What to work on ▸ Every record below is to be retyped exactly.

Supplied data ▸

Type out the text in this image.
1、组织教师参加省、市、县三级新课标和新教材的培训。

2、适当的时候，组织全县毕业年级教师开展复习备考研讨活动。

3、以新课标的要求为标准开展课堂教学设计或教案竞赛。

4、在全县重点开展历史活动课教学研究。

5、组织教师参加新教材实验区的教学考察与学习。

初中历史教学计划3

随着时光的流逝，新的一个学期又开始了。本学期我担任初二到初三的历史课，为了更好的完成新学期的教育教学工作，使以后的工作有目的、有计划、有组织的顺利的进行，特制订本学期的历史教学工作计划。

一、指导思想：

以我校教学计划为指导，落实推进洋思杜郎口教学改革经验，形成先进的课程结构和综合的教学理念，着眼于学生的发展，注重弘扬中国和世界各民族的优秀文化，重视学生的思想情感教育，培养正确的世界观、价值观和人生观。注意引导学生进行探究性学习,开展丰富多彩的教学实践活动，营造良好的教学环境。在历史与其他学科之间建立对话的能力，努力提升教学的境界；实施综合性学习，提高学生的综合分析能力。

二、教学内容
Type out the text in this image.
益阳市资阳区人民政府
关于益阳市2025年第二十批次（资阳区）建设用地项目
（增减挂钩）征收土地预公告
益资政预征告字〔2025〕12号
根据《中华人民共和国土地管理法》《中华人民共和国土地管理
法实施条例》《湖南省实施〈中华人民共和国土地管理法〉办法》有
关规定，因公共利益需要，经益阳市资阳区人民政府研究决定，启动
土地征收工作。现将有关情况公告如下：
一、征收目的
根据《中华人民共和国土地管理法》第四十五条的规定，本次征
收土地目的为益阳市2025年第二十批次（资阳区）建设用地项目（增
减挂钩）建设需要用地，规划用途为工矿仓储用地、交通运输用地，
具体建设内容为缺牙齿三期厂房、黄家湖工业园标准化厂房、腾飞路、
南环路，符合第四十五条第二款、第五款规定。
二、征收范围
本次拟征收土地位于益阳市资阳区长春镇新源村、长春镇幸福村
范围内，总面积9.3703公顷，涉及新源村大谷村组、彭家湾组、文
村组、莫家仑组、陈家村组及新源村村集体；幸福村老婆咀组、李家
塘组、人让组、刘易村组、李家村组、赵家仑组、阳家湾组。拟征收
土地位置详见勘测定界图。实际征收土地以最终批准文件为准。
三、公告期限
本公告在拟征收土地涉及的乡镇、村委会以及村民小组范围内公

Correct result ▸
Type out the text in this image.
1、组织教师参加省、市、县三级新课标和新教材的培训。

2、适当的时候，组织全县毕业年级教师开展复习备考研讨活动。

3、以新课标的要求为标准开展课堂教学设计或教案竞赛。

4、在全县重点开展历史活动课教学研究。

5、组织教师参加新教材实验区的教学考察与学习。

初中历史教学计划3

随着时光的流逝，新的一个学期又开始了。本学期我担任初二到初三的历史课，为了更好的完成新学期的教育教学工作，使以后的工作有目的、有计划、有组织的顺利的进行，特制订本学期的历史教学工作计划。

一、指导思想：

以我校教学计划为指导，落实推进洋思杜郎口教学改革经验，形成先进的课程结构和综合的教学理念，着眼于学生的发展，注重弘扬中国和世界各民族的优秀文化，重视学生的思想情感教育，培养正确的世界观、价值观和人生观。注意引导学生进行探究性学习,开展丰富多彩的教学实践活动，营造良好的教学环境。在历史与其他学科之间建立对话的能力，努力提升教学的境界；实施综合性学习，提高学生的综合分析能力。

二、教学内容
Type out the text in this image.
益阳市资阳区人民政府
关于益阳市2025年第二十批次（资阳区）建设用地项目
（增减挂钩）征收土地预公告
益资政预征告字〔2025〕12号
根据《中华人民共和国土地管理法》《中华人民共和国土地管理
法实施条例》《湖南省实施〈中华人民共和国土地管理法〉办法》有
关规定，因公共利益需要，经益阳市资阳区人民政府研究决定，启动
土地征收工作。现将有关情况公告如下：
一、征收目的
根据《中华人民共和国土地管理法》第四十五条的规定，本次征
收土地目的为益阳市2025年第二十批次（资阳区）建设用地项目（增
减挂钩）建设需要用地，规划用途为工矿仓储用地、交通运输用地，
具体建设内容为缺牙齿三期厂房、黄家湖工业园标准化厂房、腾飞路、
南环路，符合第四十五条第二款、第五款规定。
二、征收范围
本次拟征收土地位于益阳市资阳区长春镇新源村、长春镇幸福村
范围内，总面积9.3703公顷，涉及新源村大谷村组、彭家湾组、文
村组、莫家仑组、陈家村组及新源村村集体；幸福村老婆咀组、李家
塘组、人让组、刘易村组、李家村组、赵家仑组、阳家湾组。拟征收
土地位置详见勘测定界图。实际征收土地以最终批准文件为准。
三、公告期限
本公告在拟征收土地涉及的乡镇、村委会以及村民小组范围内公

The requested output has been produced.